Begin DATA FOR THIS EXERCISE

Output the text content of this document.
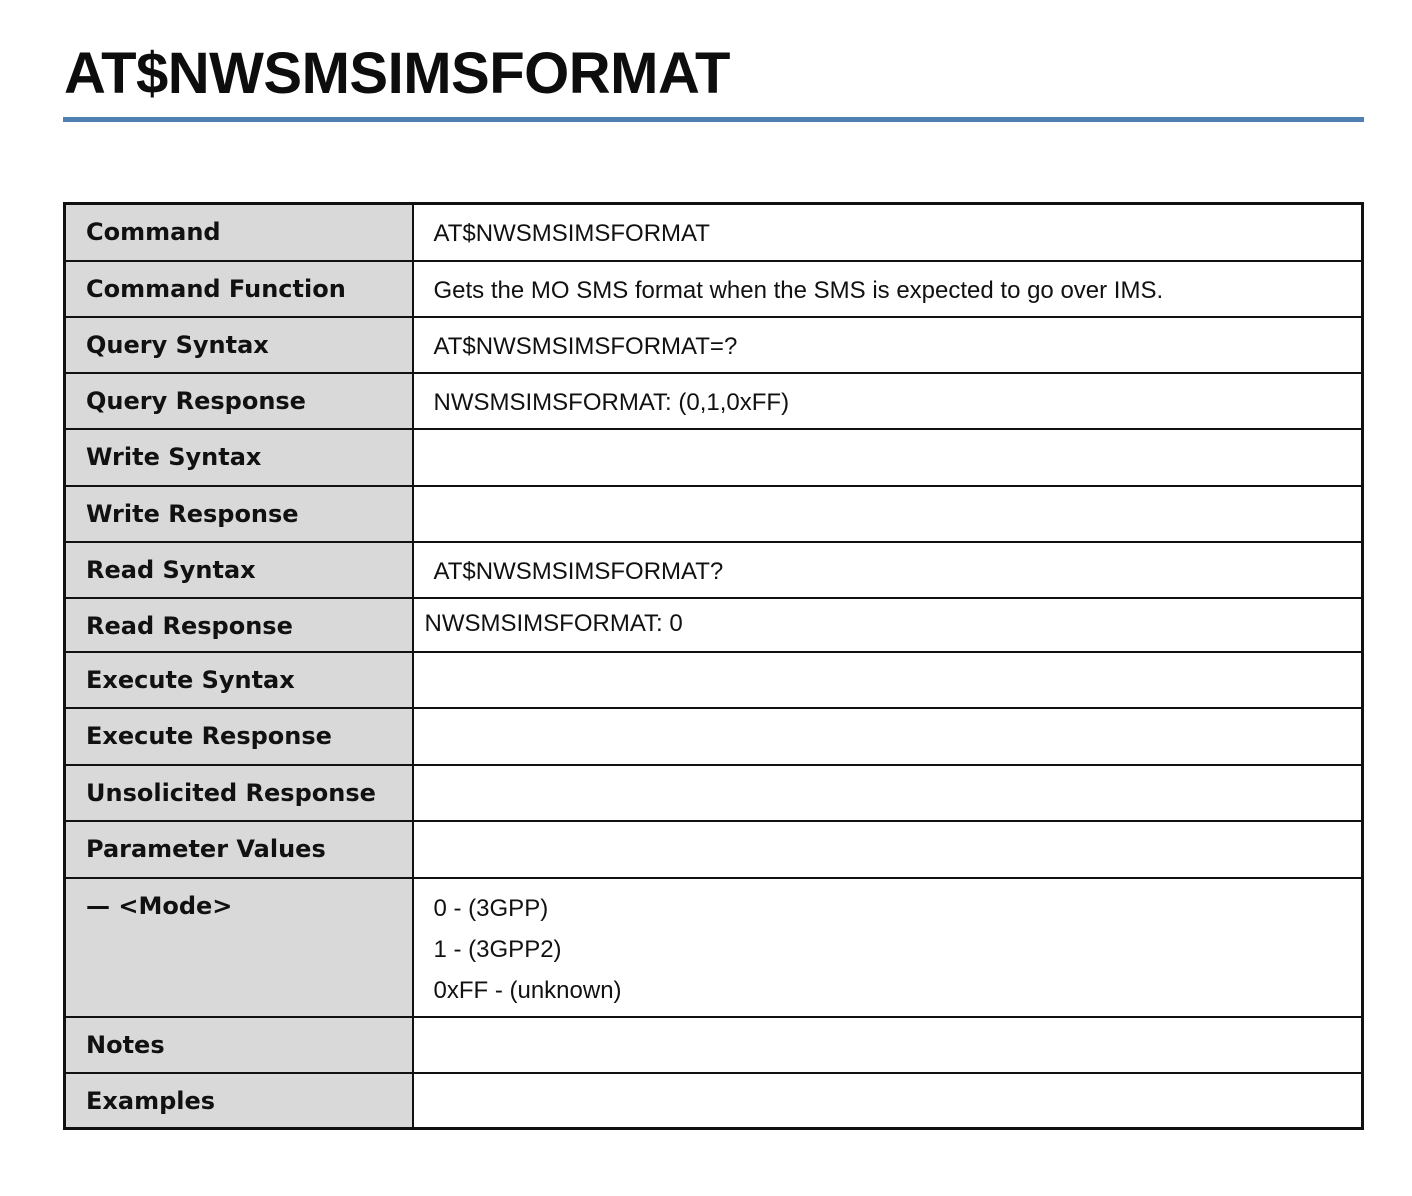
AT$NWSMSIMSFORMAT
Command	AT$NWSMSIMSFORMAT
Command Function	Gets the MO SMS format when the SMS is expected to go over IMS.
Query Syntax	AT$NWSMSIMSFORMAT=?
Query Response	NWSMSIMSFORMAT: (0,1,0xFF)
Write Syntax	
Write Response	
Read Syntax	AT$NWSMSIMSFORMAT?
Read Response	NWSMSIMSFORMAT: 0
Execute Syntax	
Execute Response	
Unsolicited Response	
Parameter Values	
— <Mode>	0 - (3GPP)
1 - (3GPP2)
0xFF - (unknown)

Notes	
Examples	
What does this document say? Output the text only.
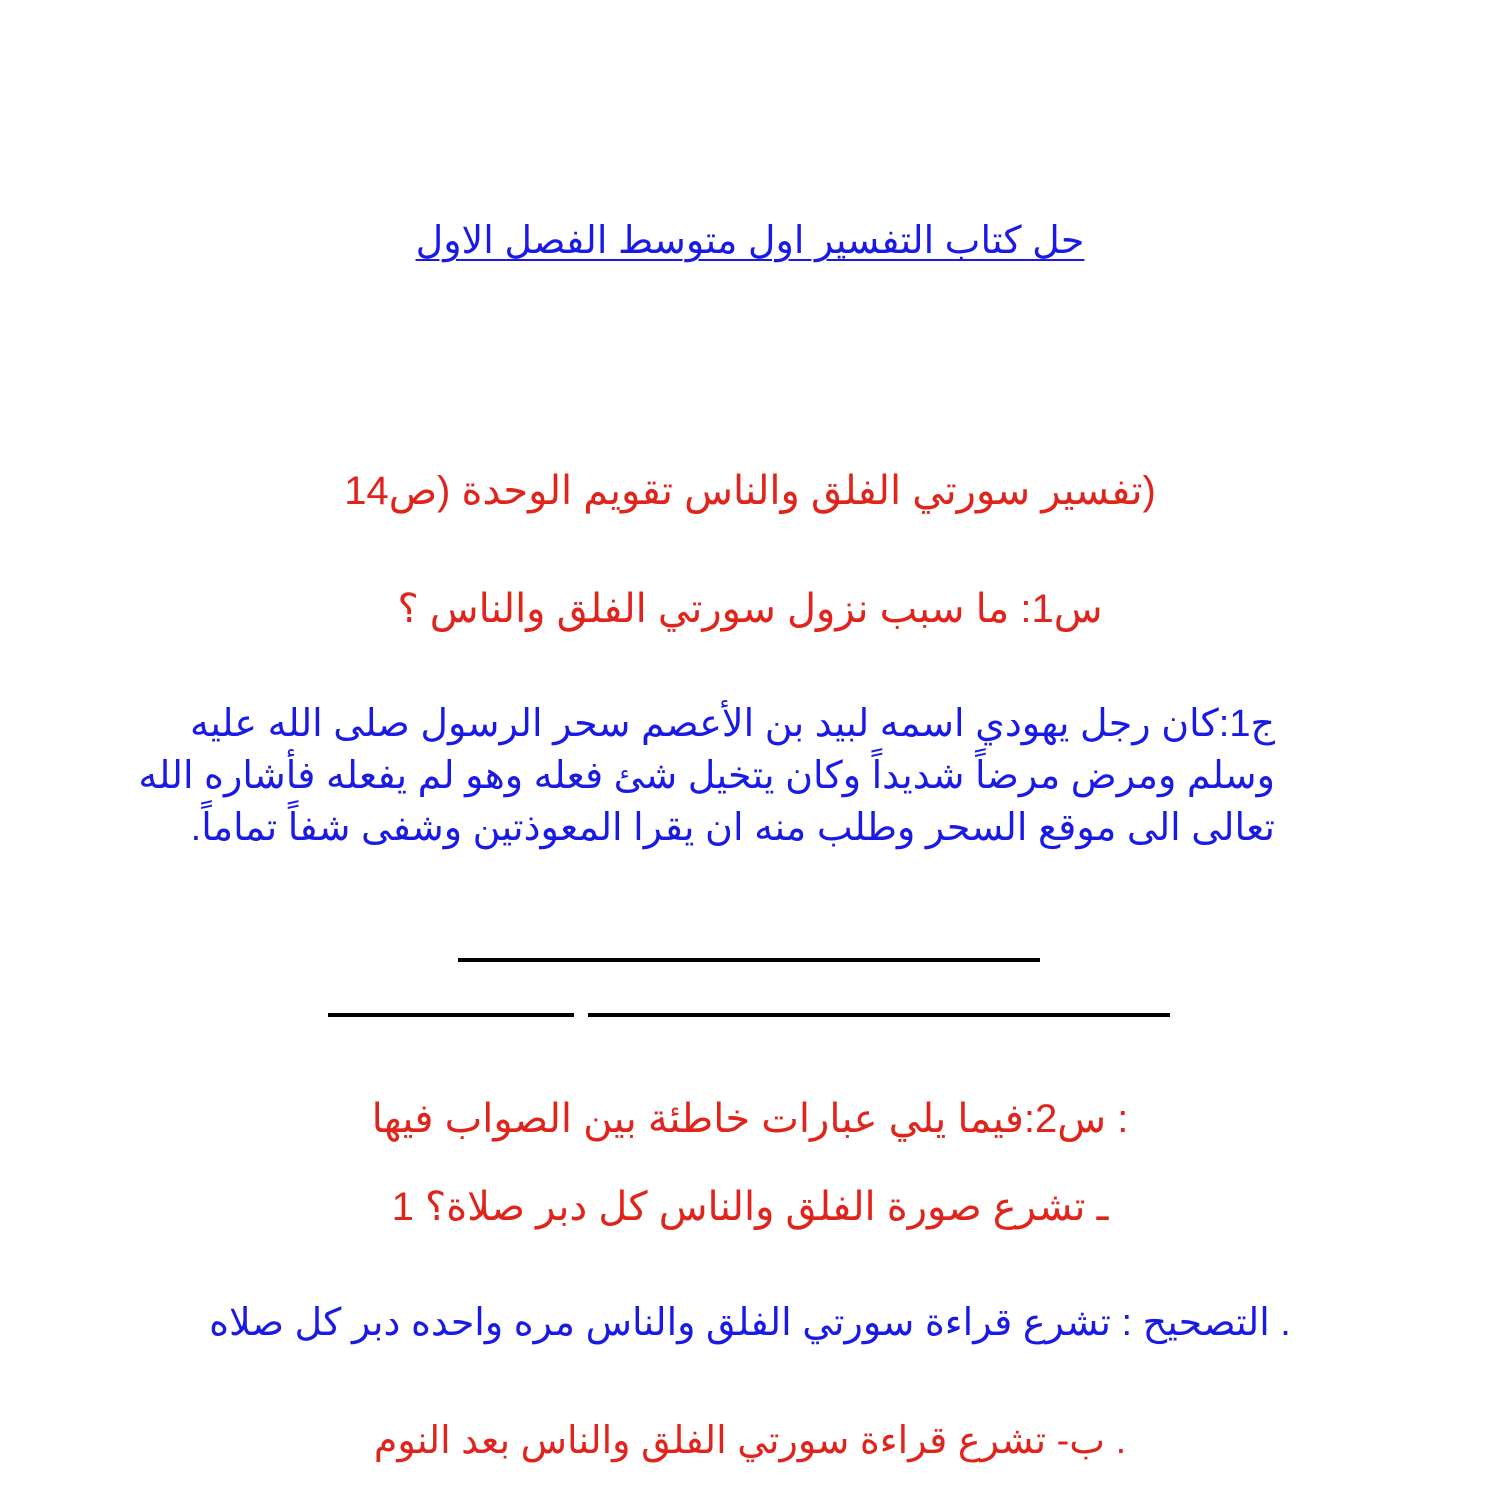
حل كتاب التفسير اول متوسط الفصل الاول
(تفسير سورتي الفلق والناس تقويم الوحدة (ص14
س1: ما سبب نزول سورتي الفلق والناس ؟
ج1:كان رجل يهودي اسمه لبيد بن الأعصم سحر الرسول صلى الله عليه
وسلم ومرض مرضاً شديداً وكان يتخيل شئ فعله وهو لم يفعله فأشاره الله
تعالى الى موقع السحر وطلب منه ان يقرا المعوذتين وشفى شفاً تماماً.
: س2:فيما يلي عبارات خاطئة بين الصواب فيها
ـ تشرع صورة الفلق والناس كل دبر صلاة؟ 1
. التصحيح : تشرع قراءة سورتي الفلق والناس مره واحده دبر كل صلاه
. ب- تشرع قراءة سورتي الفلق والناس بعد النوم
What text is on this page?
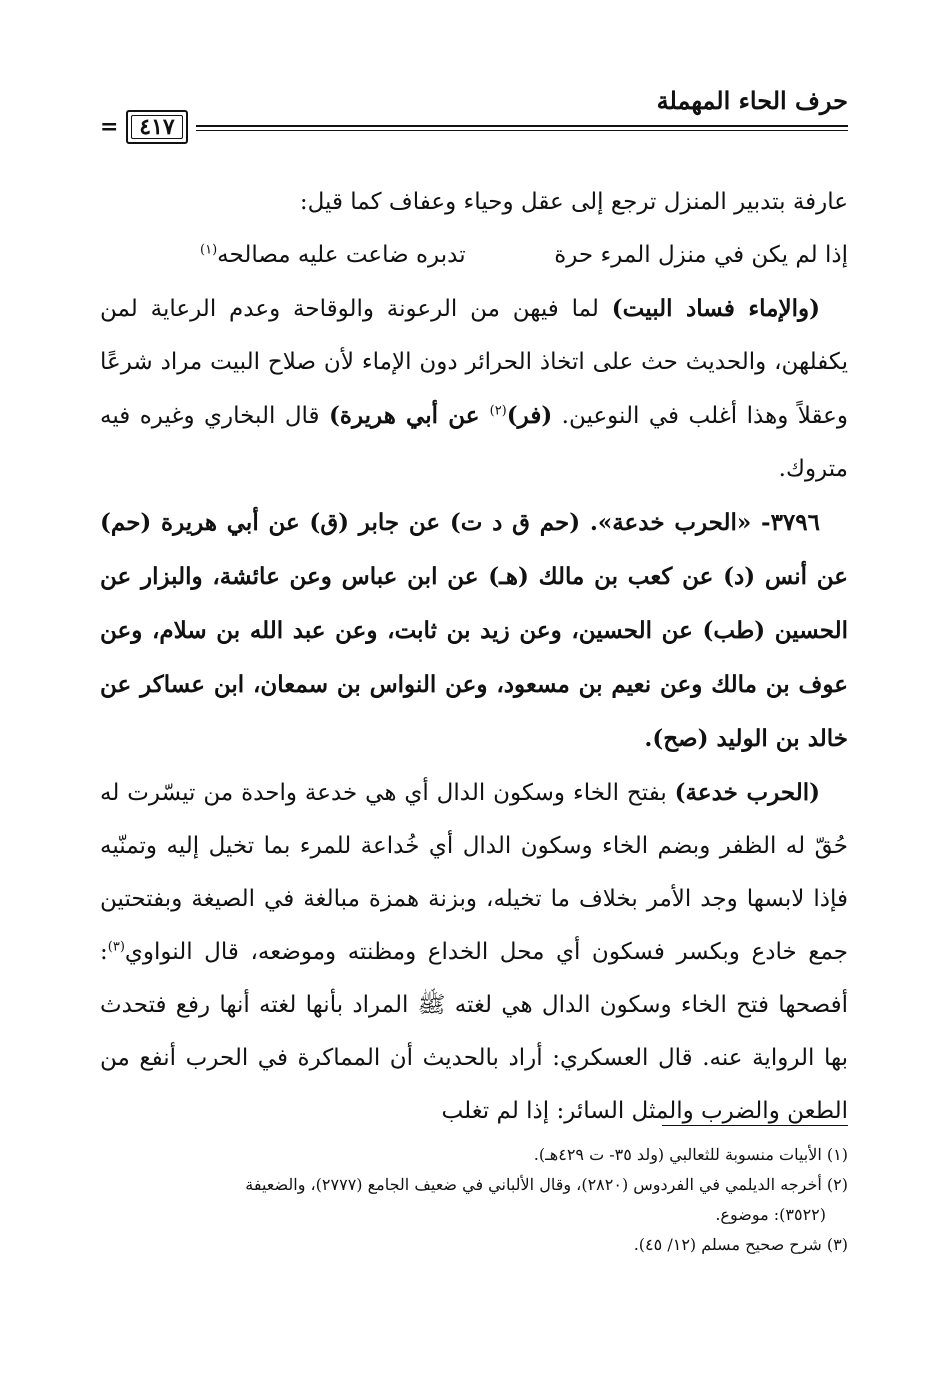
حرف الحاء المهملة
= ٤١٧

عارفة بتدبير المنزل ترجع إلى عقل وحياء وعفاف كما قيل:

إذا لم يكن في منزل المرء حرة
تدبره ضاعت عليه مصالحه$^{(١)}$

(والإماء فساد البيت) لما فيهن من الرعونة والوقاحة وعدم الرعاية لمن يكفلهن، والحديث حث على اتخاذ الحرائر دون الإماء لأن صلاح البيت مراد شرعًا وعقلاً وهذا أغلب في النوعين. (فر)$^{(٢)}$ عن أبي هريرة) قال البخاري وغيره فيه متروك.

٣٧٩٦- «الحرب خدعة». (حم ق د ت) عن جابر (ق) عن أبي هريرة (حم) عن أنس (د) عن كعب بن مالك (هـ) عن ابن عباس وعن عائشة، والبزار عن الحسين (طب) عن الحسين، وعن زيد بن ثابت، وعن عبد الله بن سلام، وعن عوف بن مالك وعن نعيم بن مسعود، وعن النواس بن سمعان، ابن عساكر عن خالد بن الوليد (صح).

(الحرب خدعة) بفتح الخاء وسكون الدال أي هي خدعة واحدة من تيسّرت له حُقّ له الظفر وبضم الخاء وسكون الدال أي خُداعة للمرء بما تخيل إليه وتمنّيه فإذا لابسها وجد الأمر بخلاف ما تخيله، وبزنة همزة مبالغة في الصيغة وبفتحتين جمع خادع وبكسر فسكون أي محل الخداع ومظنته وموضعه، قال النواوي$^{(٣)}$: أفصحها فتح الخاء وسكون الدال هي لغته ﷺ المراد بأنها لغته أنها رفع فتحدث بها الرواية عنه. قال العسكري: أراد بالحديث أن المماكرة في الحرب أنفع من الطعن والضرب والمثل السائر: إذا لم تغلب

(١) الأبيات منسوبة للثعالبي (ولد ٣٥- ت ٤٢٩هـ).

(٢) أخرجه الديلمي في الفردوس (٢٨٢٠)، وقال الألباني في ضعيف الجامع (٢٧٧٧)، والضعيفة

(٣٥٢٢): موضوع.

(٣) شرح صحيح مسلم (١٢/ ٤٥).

End DATA FOR THIS EXERCISE

TASK TO CARRY OUT | Pick out each line containing the string "Read" and copy it.

TASK SOLUTION |
Read Syntax	AT$NWSMSIMSFORMAT?
Read Response	NWSMSIMSFORMAT: 0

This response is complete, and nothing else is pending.